§ Исходный отрывок
________________
Как уже говорилось, подлинной реальностью является мир идей, ибо в нем содержится высшая полнота бытия. Идеи вечны, неизменны и полны совершенства. Поскольку идеи все же, суть общие понятия, то они должны соотноситься по родовому признаку. Детально разработанной иерархии идей у Платона нет, но его диалектический метод предполагает такую иерархию. В диалоге “Государство” излагается метод восхождения от менее общих идей к более общим, то есть факт упорядоченности признается. Такое восхождение завершается идеей Блага или Единым, которое является первопричиной всех остальных идей и, таким образом, первоосновой всего мира. Благо есть высшее единство – Единое и благодаря ему возможно истинное познание, ибо оно есть Истина, оно совершенно и прекрасно, и является благом в этическом смысле. Платон называет эту идею Солнцем умопостигаемого мира.
Опираясь на пифагорейское учение, Платон выводит из Единого следующий принцип – Диада (двойственность). Единое и Диада порождают множественность – так возникают остальные идеи. Существует определенная эволюция воззрений Платона на роль чисел. У пифагорейцев числа, как известно, являются первоначалом, прообразом всего в мире (“все есть число”). В учении Платона об идеях прообразом всех вещей, всего в чувственно воспринимаемом мире, являются идеи. Если первоначально Платон рассматривал числа как некий опосредующий принцип (они посредники между миром идей и миром вещей), то в поздних диалогах он стал считать числа идеями.
Миру идей у Платона противостоит материя (по-гречески – “хора”), которая характеризуется такими понятиями, как изменчивость, хаос, неопределенность. Мир идей умопостигаем, а в материи и постигать нечего, ибо она лишена любой определенности – это “род пространства”. Только идеи способны организовать, придать форму и структурировать хаос. Для того чтобы объяснить, как это происходит Платон прибегает к помощи мифа.
________________
§ Задание 1
Повторите дословно часть отрывка об учении Платона об идеях, начиная со слов «Миру идей у» и далее до слов «к помощи мифа.».
§ Задание 2
Воспроизведите без изменений только эти строки листинга, начиная со строки с «164, 797, 184]» и далее до строки с «notebook-icon: @: [568, 59, 607, 97]», включая обе.
________________
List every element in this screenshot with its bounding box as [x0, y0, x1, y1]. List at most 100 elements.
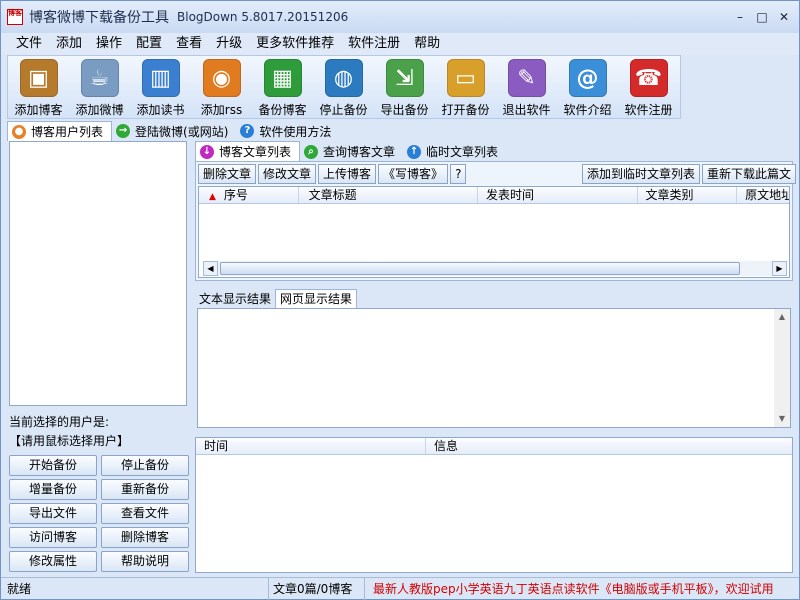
article-action-right-2[interactable]: 重新下载此篇文: [702, 164, 797, 184]
toolbar-button-3[interactable]: ▥ 添加读书: [130, 56, 191, 118]
tab-label: 登陆微博(或网站): [135, 124, 229, 139]
scroll-thumb[interactable]: [220, 262, 740, 275]
result-display[interactable]: ▲ ▼: [197, 308, 791, 428]
tab-left-2[interactable]: → 登陆微博(或网站): [112, 121, 236, 141]
horizontal-scrollbar[interactable]: ◀ ▶: [203, 261, 787, 276]
tv-icon: ▭: [446, 59, 485, 97]
sort-arrow-icon: ▲: [209, 192, 216, 202]
column-header-time[interactable]: 时间: [196, 438, 426, 454]
scroll-right-icon[interactable]: ▶: [772, 261, 787, 276]
box-icon: ▣: [19, 59, 58, 97]
column-header-category[interactable]: 文章类别: [638, 187, 738, 203]
toolbar-button-4[interactable]: ◉ 添加rss: [191, 56, 252, 118]
column-header-date[interactable]: 发表时间: [478, 187, 638, 203]
log-table-header: 时间 信息: [196, 438, 792, 455]
books-icon: ▥: [141, 59, 180, 97]
cup-icon: ☕: [80, 59, 119, 97]
toolbar-button-9[interactable]: ✎ 退出软件: [496, 56, 557, 118]
notebook-icon: @: [568, 59, 607, 97]
menu-upgrade[interactable]: 升级: [209, 33, 249, 55]
menu-more-software[interactable]: 更多软件推荐: [249, 33, 341, 55]
result-tabs: 文本显示结果 网页显示结果: [195, 289, 358, 308]
tab-right-3[interactable]: ↑ 临时文章列表: [403, 142, 506, 161]
toolbar-button-5[interactable]: ▦ 备份博客: [252, 56, 313, 118]
blog-user-list[interactable]: [9, 141, 187, 406]
globe-icon: ◍: [324, 59, 363, 97]
toolbar-button-1[interactable]: ▣ 添加博客: [8, 56, 69, 118]
menu-help[interactable]: 帮助: [407, 33, 447, 55]
toolbar-button-6[interactable]: ◍ 停止备份: [313, 56, 374, 118]
article-action-1[interactable]: 删除文章: [198, 164, 257, 184]
minimize-button[interactable]: –: [729, 7, 751, 27]
menu-bar: 文件 添加 操作 配置 查看 升级 更多软件推荐 软件注册 帮助: [1, 33, 799, 55]
scroll-up-icon[interactable]: ▲: [774, 309, 790, 325]
scroll-track[interactable]: [218, 261, 772, 276]
status-bar: 就绪 文章0篇/0博客 最新人教版pep小学英语九丁英语点读软件《电脑版或手机平…: [1, 577, 799, 600]
toolbar-button-7[interactable]: ⇲ 导出备份: [374, 56, 435, 118]
tab-web-result[interactable]: 网页显示结果: [275, 289, 358, 308]
left-button-6[interactable]: 查看文件: [101, 503, 189, 524]
toolbar-button-label: 退出软件: [502, 103, 551, 117]
current-user-value: 【请用鼠标选择用户】: [9, 434, 130, 448]
menu-register[interactable]: 软件注册: [341, 33, 407, 55]
vertical-scrollbar[interactable]: ▲ ▼: [774, 309, 790, 427]
status-ready: 就绪: [1, 577, 269, 600]
status-ad-link[interactable]: 最新人教版pep小学英语九丁英语点读软件《电脑版或手机平板》，欢迎试用: [365, 580, 774, 597]
article-actions: 删除文章 修改文章 上传博客 《写博客》?: [198, 164, 468, 184]
window-title: 博客微博下载备份工具: [29, 10, 169, 26]
left-button-3[interactable]: 增量备份: [9, 479, 97, 500]
tab-text-result[interactable]: 文本显示结果: [195, 290, 275, 308]
maximize-button[interactable]: □: [751, 7, 773, 27]
app-window: 博客 博客微博下载备份工具 BlogDown 5.8017.20151206 –…: [0, 0, 800, 600]
tab-left-3[interactable]: ? 软件使用方法: [236, 121, 339, 141]
toolbar-button-11[interactable]: ☎ 软件注册: [618, 56, 679, 118]
menu-view[interactable]: 查看: [169, 33, 209, 55]
toolbar-button-label: 添加rss: [200, 103, 243, 117]
toolbar-button-label: 添加博客: [14, 103, 63, 117]
toolbar-button-2[interactable]: ☕ 添加微博: [69, 56, 130, 118]
search-icon: ⌕: [304, 144, 319, 159]
column-header-index[interactable]: ▲ 序号: [199, 187, 299, 203]
scroll-down-icon[interactable]: ▼: [774, 411, 790, 427]
left-button-8[interactable]: 删除博客: [101, 527, 189, 548]
article-action-4[interactable]: 《写博客》: [378, 164, 449, 184]
toolbar-button-label: 导出备份: [380, 103, 429, 117]
scroll-left-icon[interactable]: ◀: [203, 261, 218, 276]
left-button-group: 开始备份 停止备份 增量备份 重新备份 导出文件 查看文件 访问博客 删除博客 修改属性 帮助说明: [9, 455, 189, 572]
left-button-1[interactable]: 开始备份: [9, 455, 97, 476]
left-button-9[interactable]: 修改属性: [9, 551, 97, 572]
close-button[interactable]: ✕: [773, 7, 795, 27]
tab-left-1[interactable]: ● 博客用户列表: [7, 121, 113, 141]
article-action-3[interactable]: 上传博客: [318, 164, 377, 184]
tab-label: 临时文章列表: [426, 145, 499, 159]
tab-right-1[interactable]: ↓ 博客文章列表: [195, 141, 301, 161]
tab-right-2[interactable]: ⌕ 查询博客文章: [300, 142, 403, 161]
menu-add[interactable]: 添加: [49, 33, 89, 55]
toolbar-button-8[interactable]: ▭ 打开备份: [435, 56, 496, 118]
tab-label: 软件使用方法: [259, 124, 332, 139]
left-button-7[interactable]: 访问博客: [9, 527, 97, 548]
article-action-right-1[interactable]: 添加到临时文章列表: [582, 164, 701, 184]
app-logo-icon: 博客: [7, 9, 23, 25]
menu-config[interactable]: 配置: [129, 33, 169, 55]
user-icon: ●: [12, 124, 26, 139]
menu-operate[interactable]: 操作: [89, 33, 129, 55]
left-button-10[interactable]: 帮助说明: [101, 551, 189, 572]
tab-label: 博客文章列表: [219, 145, 292, 159]
window-controls: – □ ✕: [729, 7, 795, 27]
column-header-url[interactable]: 原文地址: [737, 187, 789, 203]
help-icon: ?: [240, 124, 255, 138]
article-table[interactable]: ▲ 序号 文章标题 发表时间 文章类别 原文地址 ◀ ▶: [198, 186, 790, 278]
menu-file[interactable]: 文件: [9, 33, 49, 55]
article-action-5[interactable]: ?: [450, 164, 467, 184]
article-actions-right: 添加到临时文章列表 重新下载此篇文: [582, 164, 798, 184]
article-action-2[interactable]: 修改文章: [258, 164, 317, 184]
article-panel: 删除文章 修改文章 上传博客 《写博客》? 添加到临时文章列表 重新下载此篇文 ▲ 序号 …: [195, 161, 797, 281]
left-button-5[interactable]: 导出文件: [9, 503, 97, 524]
toolbar-button-10[interactable]: @ 软件介绍: [557, 56, 618, 118]
left-button-4[interactable]: 重新备份: [101, 479, 189, 500]
column-header-title[interactable]: 文章标题: [299, 187, 479, 203]
left-button-2[interactable]: 停止备份: [101, 455, 189, 476]
column-header-info[interactable]: 信息: [426, 438, 790, 454]
log-table[interactable]: 时间 信息: [195, 437, 793, 573]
________________
§ Решение задания 1
Миру идей у Платона противостоит материя (по-гречески – “хора”), которая характеризуется такими понятиями, как изменчивость, хаос, неопределенность. Мир идей умопостигаем, а в материи и постигать нечего, ибо она лишена любой определенности – это “род пространства”. Только идеи способны организовать, придать форму и структурировать хаос. Для того чтобы объяснить, как это происходит Платон прибегает к помощи мифа.

§ Решение задания 2
article-action-right-2[interactable]: 重新下载此篇文: [702, 164, 797, 184]
toolbar-button-3[interactable]: ▥ 添加读书: [130, 56, 191, 118]
tab-label: 登陆微博(或网站): [135, 124, 229, 139]
scroll-thumb[interactable]: [220, 262, 740, 275]
result-display[interactable]: ▲ ▼: [197, 308, 791, 428]
tab-left-2[interactable]: → 登陆微博(或网站): [112, 121, 236, 141]
horizontal-scrollbar[interactable]: ◀ ▶: [203, 261, 787, 276]
tv-icon: ▭: [446, 59, 485, 97]
sort-arrow-icon: ▲: [209, 192, 216, 202]
column-header-time[interactable]: 时间: [196, 438, 426, 454]
scroll-right-icon[interactable]: ▶: [772, 261, 787, 276]
box-icon: ▣: [19, 59, 58, 97]
column-header-category[interactable]: 文章类别: [638, 187, 738, 203]
toolbar-button-4[interactable]: ◉ 添加rss: [191, 56, 252, 118]
column-header-date[interactable]: 发表时间: [478, 187, 638, 203]
log-table-header: 时间 信息: [196, 438, 792, 455]
books-icon: ▥: [141, 59, 180, 97]
cup-icon: ☕: [80, 59, 119, 97]
toolbar-button-9[interactable]: ✎ 退出软件: [496, 56, 557, 118]
notebook-icon: @: [568, 59, 607, 97]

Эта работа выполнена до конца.